Exercise requirements: Exclude all pictures, then copy each of the records exactly as written.

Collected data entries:
▬▬▬▬▬▬
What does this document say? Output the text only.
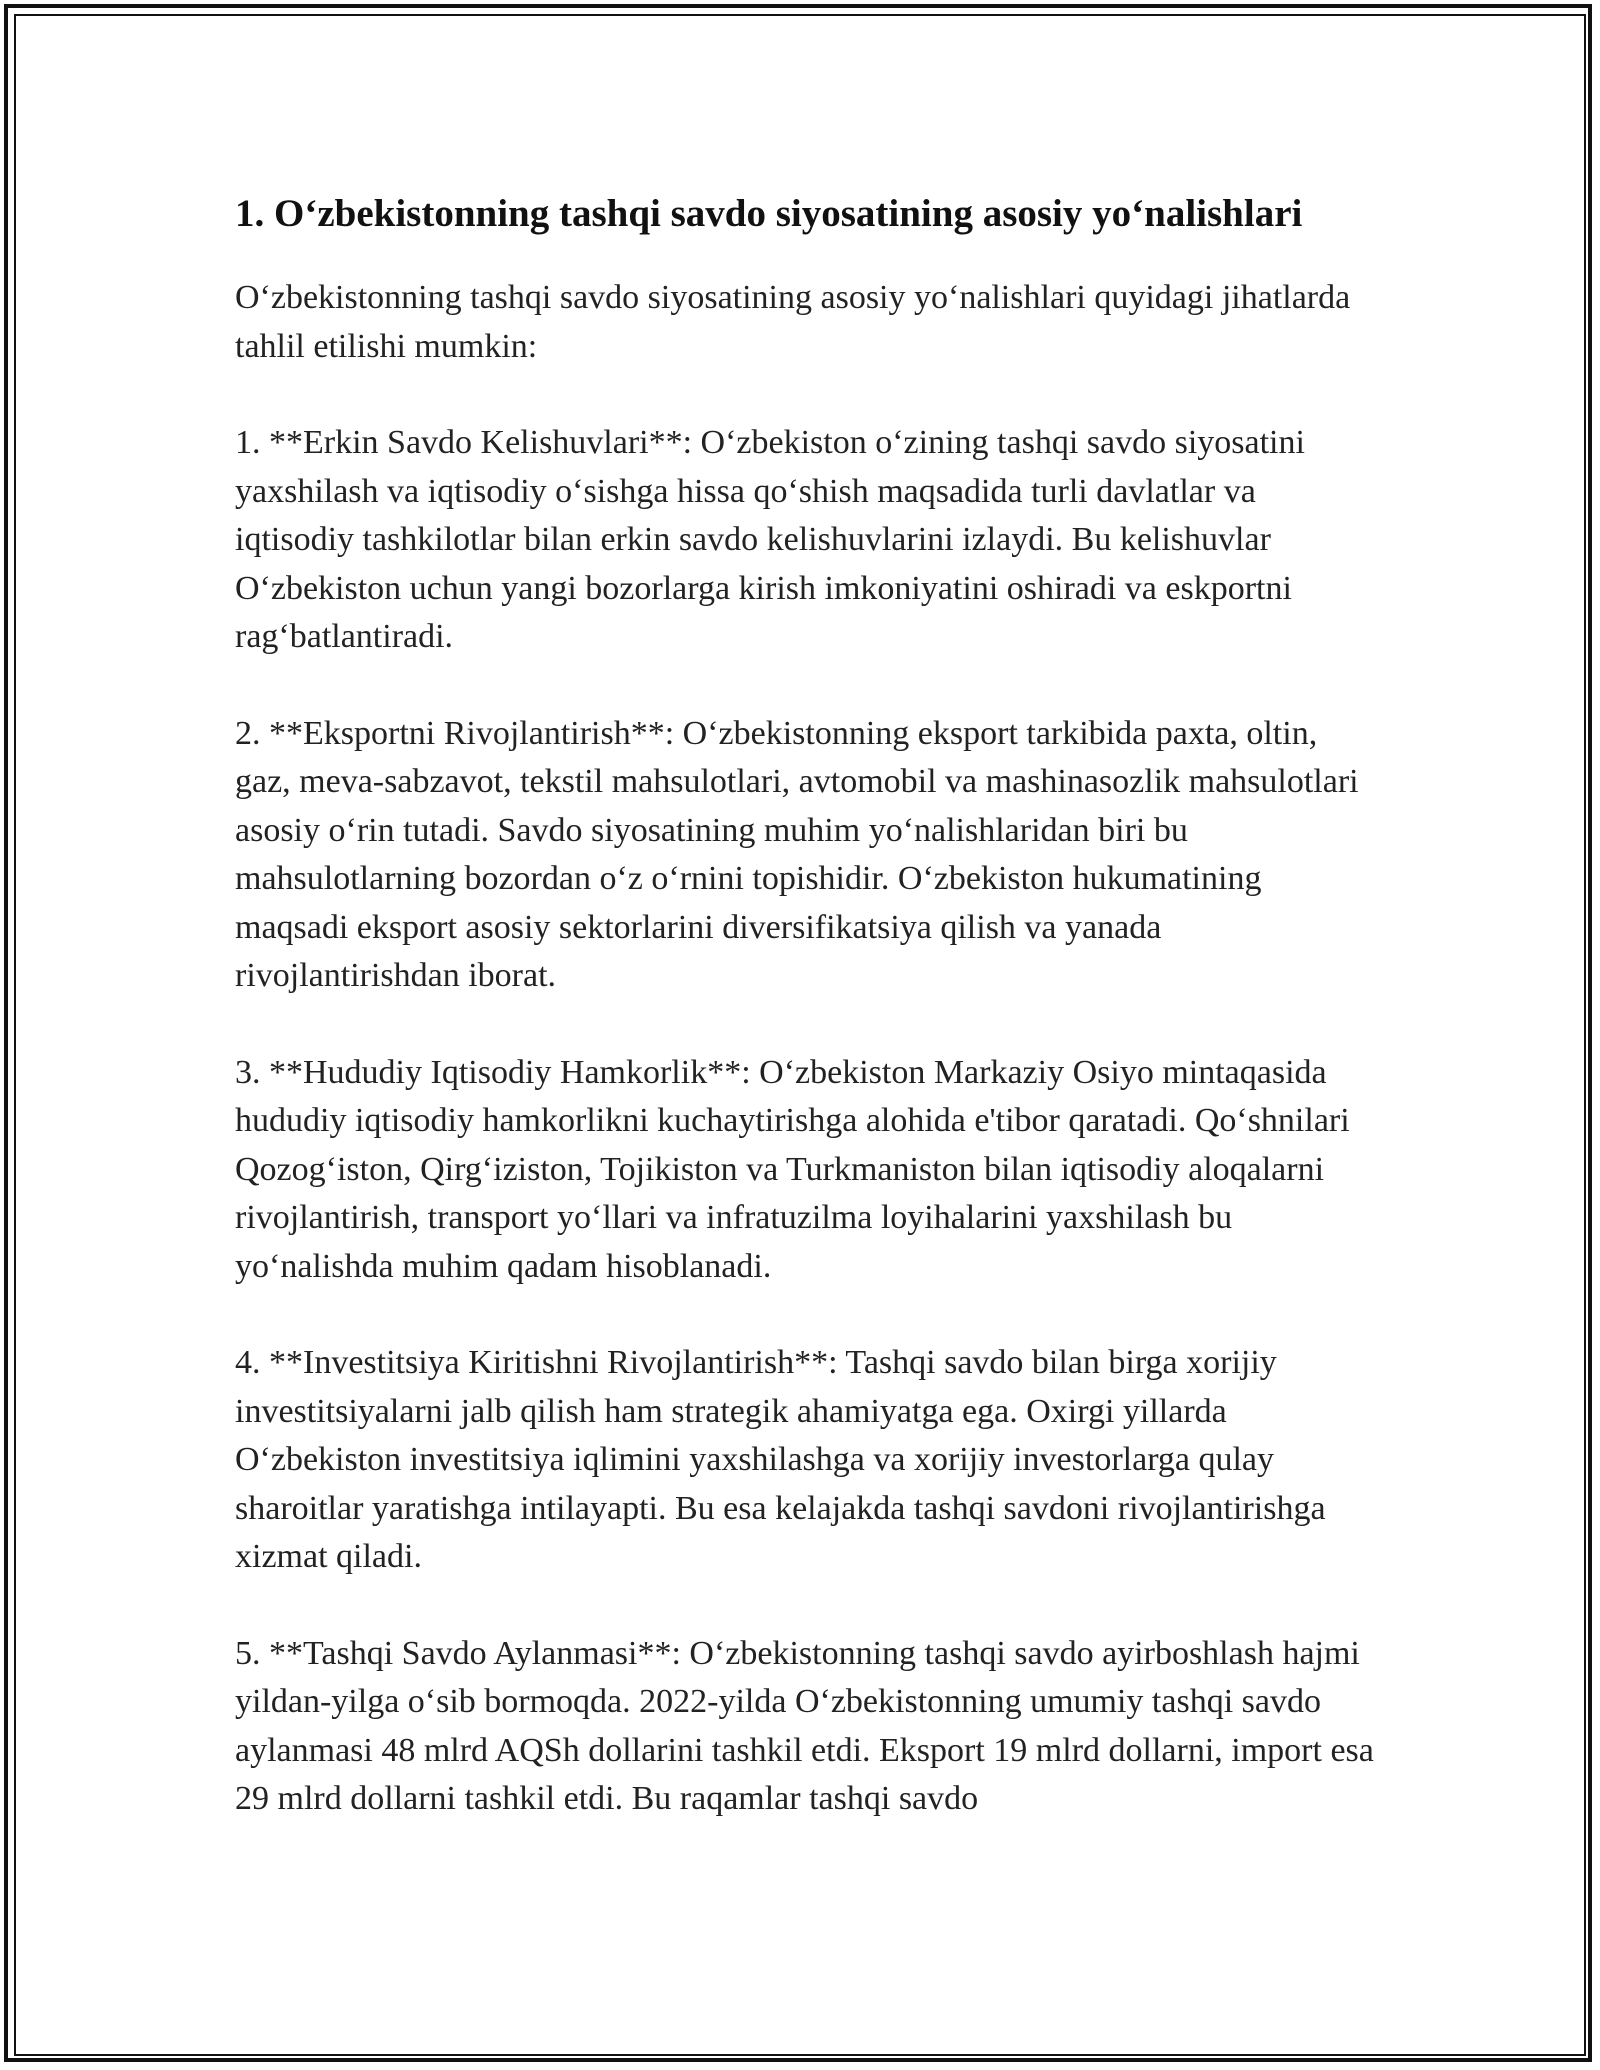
1. O‘zbekistonning tashqi savdo siyosatining asosiy yo‘nalishlari

O‘zbekistonning tashqi savdo siyosatining asosiy yo‘nalishlari quyidagi jihatlarda tahlil etilishi mumkin:

1. **Erkin Savdo Kelishuvlari**: O‘zbekiston o‘zining tashqi savdo siyosatini yaxshilash va iqtisodiy o‘sishga hissa qo‘shish maqsadida turli davlatlar va iqtisodiy tashkilotlar bilan erkin savdo kelishuvlarini izlaydi. Bu kelishuvlar O‘zbekiston uchun yangi bozorlarga kirish imkoniyatini oshiradi va eskportni rag‘batlantiradi.

2. **Eksportni Rivojlantirish**: O‘zbekistonning eksport tarkibida paxta, oltin, gaz, meva-sabzavot, tekstil mahsulotlari, avtomobil va mashinasozlik mahsulotlari asosiy o‘rin tutadi. Savdo siyosatining muhim yo‘nalishlaridan biri bu mahsulotlarning bozordan o‘z o‘rnini topishidir. O‘zbekiston hukumatining maqsadi eksport asosiy sektorlarini diversifikatsiya qilish va yanada rivojlantirishdan iborat.

3. **Hududiy Iqtisodiy Hamkorlik**: O‘zbekiston Markaziy Osiyo mintaqasida hududiy iqtisodiy hamkorlikni kuchaytirishga alohida e'tibor qaratadi. Qo‘shnilari Qozog‘iston, Qirg‘iziston, Tojikiston va Turkmaniston bilan iqtisodiy aloqalarni rivojlantirish, transport yo‘llari va infratuzilma loyihalarini yaxshilash bu yo‘nalishda muhim qadam hisoblanadi.

4. **Investitsiya Kiritishni Rivojlantirish**: Tashqi savdo bilan birga xorijiy investitsiyalarni jalb qilish ham strategik ahamiyatga ega. Oxirgi yillarda O‘zbekiston investitsiya iqlimini yaxshilashga va xorijiy investorlarga qulay sharoitlar yaratishga intilayapti. Bu esa kelajakda tashqi savdoni rivojlantirishga xizmat qiladi.

5. **Tashqi Savdo Aylanmasi**: O‘zbekistonning tashqi savdo ayirboshlash hajmi yildan-yilga o‘sib bormoqda. 2022-yilda O‘zbekistonning umumiy tashqi savdo aylanmasi 48 mlrd AQSh dollarini tashkil etdi. Eksport 19 mlrd dollarni, import esa 29 mlrd dollarni tashkil etdi. Bu raqamlar tashqi savdo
▬▬▬▬▬▬
Response to the exercise:
What does this document say? Output the text only.
1. O‘zbekistonning tashqi savdo siyosatining asosiy yo‘nalishlari

O‘zbekistonning tashqi savdo siyosatining asosiy yo‘nalishlari quyidagi jihatlarda tahlil etilishi mumkin:

1. **Erkin Savdo Kelishuvlari**: O‘zbekiston o‘zining tashqi savdo siyosatini yaxshilash va iqtisodiy o‘sishga hissa qo‘shish maqsadida turli davlatlar va iqtisodiy tashkilotlar bilan erkin savdo kelishuvlarini izlaydi. Bu kelishuvlar O‘zbekiston uchun yangi bozorlarga kirish imkoniyatini oshiradi va eskportni rag‘batlantiradi.

2. **Eksportni Rivojlantirish**: O‘zbekistonning eksport tarkibida paxta, oltin, gaz, meva-sabzavot, tekstil mahsulotlari, avtomobil va mashinasozlik mahsulotlari asosiy o‘rin tutadi. Savdo siyosatining muhim yo‘nalishlaridan biri bu mahsulotlarning bozordan o‘z o‘rnini topishidir. O‘zbekiston hukumatining maqsadi eksport asosiy sektorlarini diversifikatsiya qilish va yanada rivojlantirishdan iborat.

3. **Hududiy Iqtisodiy Hamkorlik**: O‘zbekiston Markaziy Osiyo mintaqasida hududiy iqtisodiy hamkorlikni kuchaytirishga alohida e'tibor qaratadi. Qo‘shnilari Qozog‘iston, Qirg‘iziston, Tojikiston va Turkmaniston bilan iqtisodiy aloqalarni rivojlantirish, transport yo‘llari va infratuzilma loyihalarini yaxshilash bu yo‘nalishda muhim qadam hisoblanadi.

4. **Investitsiya Kiritishni Rivojlantirish**: Tashqi savdo bilan birga xorijiy investitsiyalarni jalb qilish ham strategik ahamiyatga ega. Oxirgi yillarda O‘zbekiston investitsiya iqlimini yaxshilashga va xorijiy investorlarga qulay sharoitlar yaratishga intilayapti. Bu esa kelajakda tashqi savdoni rivojlantirishga xizmat qiladi.

5. **Tashqi Savdo Aylanmasi**: O‘zbekistonning tashqi savdo ayirboshlash hajmi yildan-yilga o‘sib bormoqda. 2022-yilda O‘zbekistonning umumiy tashqi savdo aylanmasi 48 mlrd AQSh dollarini tashkil etdi. Eksport 19 mlrd dollarni, import esa 29 mlrd dollarni tashkil etdi. Bu raqamlar tashqi savdo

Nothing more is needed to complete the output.